##### Source material #####

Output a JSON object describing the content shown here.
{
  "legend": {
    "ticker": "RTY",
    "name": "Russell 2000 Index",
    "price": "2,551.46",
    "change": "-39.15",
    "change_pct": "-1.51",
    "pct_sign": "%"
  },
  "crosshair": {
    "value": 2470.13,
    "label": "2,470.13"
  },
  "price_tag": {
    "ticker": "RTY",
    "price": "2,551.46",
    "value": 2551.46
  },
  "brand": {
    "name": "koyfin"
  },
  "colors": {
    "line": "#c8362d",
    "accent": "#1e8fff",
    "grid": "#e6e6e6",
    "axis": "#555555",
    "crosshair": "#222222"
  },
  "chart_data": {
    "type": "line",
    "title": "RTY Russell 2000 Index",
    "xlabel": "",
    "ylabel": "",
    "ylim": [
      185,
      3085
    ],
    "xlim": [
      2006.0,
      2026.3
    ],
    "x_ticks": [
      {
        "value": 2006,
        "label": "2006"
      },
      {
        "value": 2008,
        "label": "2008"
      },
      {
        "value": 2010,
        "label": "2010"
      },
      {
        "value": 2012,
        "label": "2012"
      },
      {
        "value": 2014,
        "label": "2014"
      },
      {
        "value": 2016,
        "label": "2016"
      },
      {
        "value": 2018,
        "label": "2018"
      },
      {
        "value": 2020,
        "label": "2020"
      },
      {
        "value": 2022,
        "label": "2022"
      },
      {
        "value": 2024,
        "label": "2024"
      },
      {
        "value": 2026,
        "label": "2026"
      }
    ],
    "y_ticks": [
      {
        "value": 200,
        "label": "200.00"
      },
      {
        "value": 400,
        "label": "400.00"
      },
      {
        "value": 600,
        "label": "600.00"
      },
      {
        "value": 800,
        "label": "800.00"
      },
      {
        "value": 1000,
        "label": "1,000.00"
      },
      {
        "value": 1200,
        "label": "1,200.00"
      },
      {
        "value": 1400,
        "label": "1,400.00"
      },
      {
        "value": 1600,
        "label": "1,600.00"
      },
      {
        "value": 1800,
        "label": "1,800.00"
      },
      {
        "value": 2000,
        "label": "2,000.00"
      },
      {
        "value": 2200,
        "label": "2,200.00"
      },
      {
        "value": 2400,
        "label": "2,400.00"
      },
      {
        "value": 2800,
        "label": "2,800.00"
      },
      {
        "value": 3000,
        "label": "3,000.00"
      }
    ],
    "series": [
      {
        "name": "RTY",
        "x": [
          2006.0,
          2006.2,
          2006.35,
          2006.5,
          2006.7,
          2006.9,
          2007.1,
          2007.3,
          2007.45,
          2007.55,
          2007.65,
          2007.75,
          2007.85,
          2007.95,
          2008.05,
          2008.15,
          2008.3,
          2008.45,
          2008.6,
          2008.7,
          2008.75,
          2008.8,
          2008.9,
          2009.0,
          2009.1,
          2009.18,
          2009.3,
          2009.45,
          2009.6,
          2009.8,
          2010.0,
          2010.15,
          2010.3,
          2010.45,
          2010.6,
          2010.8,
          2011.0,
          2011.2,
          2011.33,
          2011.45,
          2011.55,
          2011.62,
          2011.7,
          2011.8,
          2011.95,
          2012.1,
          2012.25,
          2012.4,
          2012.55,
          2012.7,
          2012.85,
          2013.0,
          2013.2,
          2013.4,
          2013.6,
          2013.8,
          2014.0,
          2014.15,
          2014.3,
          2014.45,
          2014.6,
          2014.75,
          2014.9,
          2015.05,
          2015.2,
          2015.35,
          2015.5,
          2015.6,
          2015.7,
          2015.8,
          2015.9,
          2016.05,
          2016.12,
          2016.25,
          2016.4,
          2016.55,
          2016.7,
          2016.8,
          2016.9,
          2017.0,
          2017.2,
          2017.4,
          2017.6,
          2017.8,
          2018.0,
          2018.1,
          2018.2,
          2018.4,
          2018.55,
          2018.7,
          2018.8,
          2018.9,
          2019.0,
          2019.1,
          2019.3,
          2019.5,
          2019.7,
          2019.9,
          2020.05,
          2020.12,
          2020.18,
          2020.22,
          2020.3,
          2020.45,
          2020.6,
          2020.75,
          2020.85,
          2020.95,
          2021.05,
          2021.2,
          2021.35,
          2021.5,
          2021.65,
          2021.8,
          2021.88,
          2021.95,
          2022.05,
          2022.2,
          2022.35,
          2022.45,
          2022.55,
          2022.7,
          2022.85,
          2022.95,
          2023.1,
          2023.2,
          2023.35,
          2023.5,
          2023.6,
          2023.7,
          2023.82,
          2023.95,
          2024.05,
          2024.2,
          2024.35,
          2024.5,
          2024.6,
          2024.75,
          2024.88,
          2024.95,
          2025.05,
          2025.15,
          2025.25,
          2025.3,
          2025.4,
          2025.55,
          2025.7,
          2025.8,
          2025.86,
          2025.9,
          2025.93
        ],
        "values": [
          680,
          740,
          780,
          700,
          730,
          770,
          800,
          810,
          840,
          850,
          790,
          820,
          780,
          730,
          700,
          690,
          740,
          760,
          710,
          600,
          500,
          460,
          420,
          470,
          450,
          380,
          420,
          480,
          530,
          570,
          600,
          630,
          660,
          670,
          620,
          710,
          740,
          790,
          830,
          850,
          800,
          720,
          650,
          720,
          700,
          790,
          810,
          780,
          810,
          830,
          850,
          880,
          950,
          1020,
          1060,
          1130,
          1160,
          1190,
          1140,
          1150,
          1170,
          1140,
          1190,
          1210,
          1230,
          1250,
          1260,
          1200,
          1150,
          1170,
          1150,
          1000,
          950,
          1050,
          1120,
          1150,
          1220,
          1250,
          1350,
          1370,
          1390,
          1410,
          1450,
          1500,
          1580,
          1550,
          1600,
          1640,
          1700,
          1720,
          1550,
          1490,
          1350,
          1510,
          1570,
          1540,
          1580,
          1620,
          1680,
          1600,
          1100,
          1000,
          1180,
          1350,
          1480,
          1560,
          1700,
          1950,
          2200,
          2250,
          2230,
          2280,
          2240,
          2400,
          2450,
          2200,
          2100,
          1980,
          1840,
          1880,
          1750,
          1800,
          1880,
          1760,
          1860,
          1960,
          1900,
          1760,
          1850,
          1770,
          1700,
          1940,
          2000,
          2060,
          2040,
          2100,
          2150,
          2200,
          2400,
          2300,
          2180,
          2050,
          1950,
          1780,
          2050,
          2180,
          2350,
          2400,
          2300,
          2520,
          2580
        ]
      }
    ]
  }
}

#####

_Work to complete_
Reproduce the entries above exactly.

_Exercise output_
Output a JSON object describing the content shown here.
{
  "legend": {
    "ticker": "RTY",
    "name": "Russell 2000 Index",
    "price": "2,551.46",
    "change": "-39.15",
    "change_pct": "-1.51",
    "pct_sign": "%"
  },
  "crosshair": {
    "value": 2470.13,
    "label": "2,470.13"
  },
  "price_tag": {
    "ticker": "RTY",
    "price": "2,551.46",
    "value": 2551.46
  },
  "brand": {
    "name": "koyfin"
  },
  "colors": {
    "line": "#c8362d",
    "accent": "#1e8fff",
    "grid": "#e6e6e6",
    "axis": "#555555",
    "crosshair": "#222222"
  },
  "chart_data": {
    "type": "line",
    "title": "RTY Russell 2000 Index",
    "xlabel": "",
    "ylabel": "",
    "ylim": [
      185,
      3085
    ],
    "xlim": [
      2006.0,
      2026.3
    ],
    "x_ticks": [
      {
        "value": 2006,
        "label": "2006"
      },
      {
        "value": 2008,
        "label": "2008"
      },
      {
        "value": 2010,
        "label": "2010"
      },
      {
        "value": 2012,
        "label": "2012"
      },
      {
        "value": 2014,
        "label": "2014"
      },
      {
        "value": 2016,
        "label": "2016"
      },
      {
        "value": 2018,
        "label": "2018"
      },
      {
        "value": 2020,
        "label": "2020"
      },
      {
        "value": 2022,
        "label": "2022"
      },
      {
        "value": 2024,
        "label": "2024"
      },
      {
        "value": 2026,
        "label": "2026"
      }
    ],
    "y_ticks": [
      {
        "value": 200,
        "label": "200.00"
      },
      {
        "value": 400,
        "label": "400.00"
      },
      {
        "value": 600,
        "label": "600.00"
      },
      {
        "value": 800,
        "label": "800.00"
      },
      {
        "value": 1000,
        "label": "1,000.00"
      },
      {
        "value": 1200,
        "label": "1,200.00"
      },
      {
        "value": 1400,
        "label": "1,400.00"
      },
      {
        "value": 1600,
        "label": "1,600.00"
      },
      {
        "value": 1800,
        "label": "1,800.00"
      },
      {
        "value": 2000,
        "label": "2,000.00"
      },
      {
        "value": 2200,
        "label": "2,200.00"
      },
      {
        "value": 2400,
        "label": "2,400.00"
      },
      {
        "value": 2800,
        "label": "2,800.00"
      },
      {
        "value": 3000,
        "label": "3,000.00"
      }
    ],
    "series": [
      {
        "name": "RTY",
        "x": [
          2006.0,
          2006.2,
          2006.35,
          2006.5,
          2006.7,
          2006.9,
          2007.1,
          2007.3,
          2007.45,
          2007.55,
          2007.65,
          2007.75,
          2007.85,
          2007.95,
          2008.05,
          2008.15,
          2008.3,
          2008.45,
          2008.6,
          2008.7,
          2008.75,
          2008.8,
          2008.9,
          2009.0,
          2009.1,
          2009.18,
          2009.3,
          2009.45,
          2009.6,
          2009.8,
          2010.0,
          2010.15,
          2010.3,
          2010.45,
          2010.6,
          2010.8,
          2011.0,
          2011.2,
          2011.33,
          2011.45,
          2011.55,
          2011.62,
          2011.7,
          2011.8,
          2011.95,
          2012.1,
          2012.25,
          2012.4,
          2012.55,
          2012.7,
          2012.85,
          2013.0,
          2013.2,
          2013.4,
          2013.6,
          2013.8,
          2014.0,
          2014.15,
          2014.3,
          2014.45,
          2014.6,
          2014.75,
          2014.9,
          2015.05,
          2015.2,
          2015.35,
          2015.5,
          2015.6,
          2015.7,
          2015.8,
          2015.9,
          2016.05,
          2016.12,
          2016.25,
          2016.4,
          2016.55,
          2016.7,
          2016.8,
          2016.9,
          2017.0,
          2017.2,
          2017.4,
          2017.6,
          2017.8,
          2018.0,
          2018.1,
          2018.2,
          2018.4,
          2018.55,
          2018.7,
          2018.8,
          2018.9,
          2019.0,
          2019.1,
          2019.3,
          2019.5,
          2019.7,
          2019.9,
          2020.05,
          2020.12,
          2020.18,
          2020.22,
          2020.3,
          2020.45,
          2020.6,
          2020.75,
          2020.85,
          2020.95,
          2021.05,
          2021.2,
          2021.35,
          2021.5,
          2021.65,
          2021.8,
          2021.88,
          2021.95,
          2022.05,
          2022.2,
          2022.35,
          2022.45,
          2022.55,
          2022.7,
          2022.85,
          2022.95,
          2023.1,
          2023.2,
          2023.35,
          2023.5,
          2023.6,
          2023.7,
          2023.82,
          2023.95,
          2024.05,
          2024.2,
          2024.35,
          2024.5,
          2024.6,
          2024.75,
          2024.88,
          2024.95,
          2025.05,
          2025.15,
          2025.25,
          2025.3,
          2025.4,
          2025.55,
          2025.7,
          2025.8,
          2025.86,
          2025.9,
          2025.93
        ],
        "values": [
          680,
          740,
          780,
          700,
          730,
          770,
          800,
          810,
          840,
          850,
          790,
          820,
          780,
          730,
          700,
          690,
          740,
          760,
          710,
          600,
          500,
          460,
          420,
          470,
          450,
          380,
          420,
          480,
          530,
          570,
          600,
          630,
          660,
          670,
          620,
          710,
          740,
          790,
          830,
          850,
          800,
          720,
          650,
          720,
          700,
          790,
          810,
          780,
          810,
          830,
          850,
          880,
          950,
          1020,
          1060,
          1130,
          1160,
          1190,
          1140,
          1150,
          1170,
          1140,
          1190,
          1210,
          1230,
          1250,
          1260,
          1200,
          1150,
          1170,
          1150,
          1000,
          950,
          1050,
          1120,
          1150,
          1220,
          1250,
          1350,
          1370,
          1390,
          1410,
          1450,
          1500,
          1580,
          1550,
          1600,
          1640,
          1700,
          1720,
          1550,
          1490,
          1350,
          1510,
          1570,
          1540,
          1580,
          1620,
          1680,
          1600,
          1100,
          1000,
          1180,
          1350,
          1480,
          1560,
          1700,
          1950,
          2200,
          2250,
          2230,
          2280,
          2240,
          2400,
          2450,
          2200,
          2100,
          1980,
          1840,
          1880,
          1750,
          1800,
          1880,
          1760,
          1860,
          1960,
          1900,
          1760,
          1850,
          1770,
          1700,
          1940,
          2000,
          2060,
          2040,
          2100,
          2150,
          2200,
          2400,
          2300,
          2180,
          2050,
          1950,
          1780,
          2050,
          2180,
          2350,
          2400,
          2300,
          2520,
          2580
        ]
      }
    ]
  }
}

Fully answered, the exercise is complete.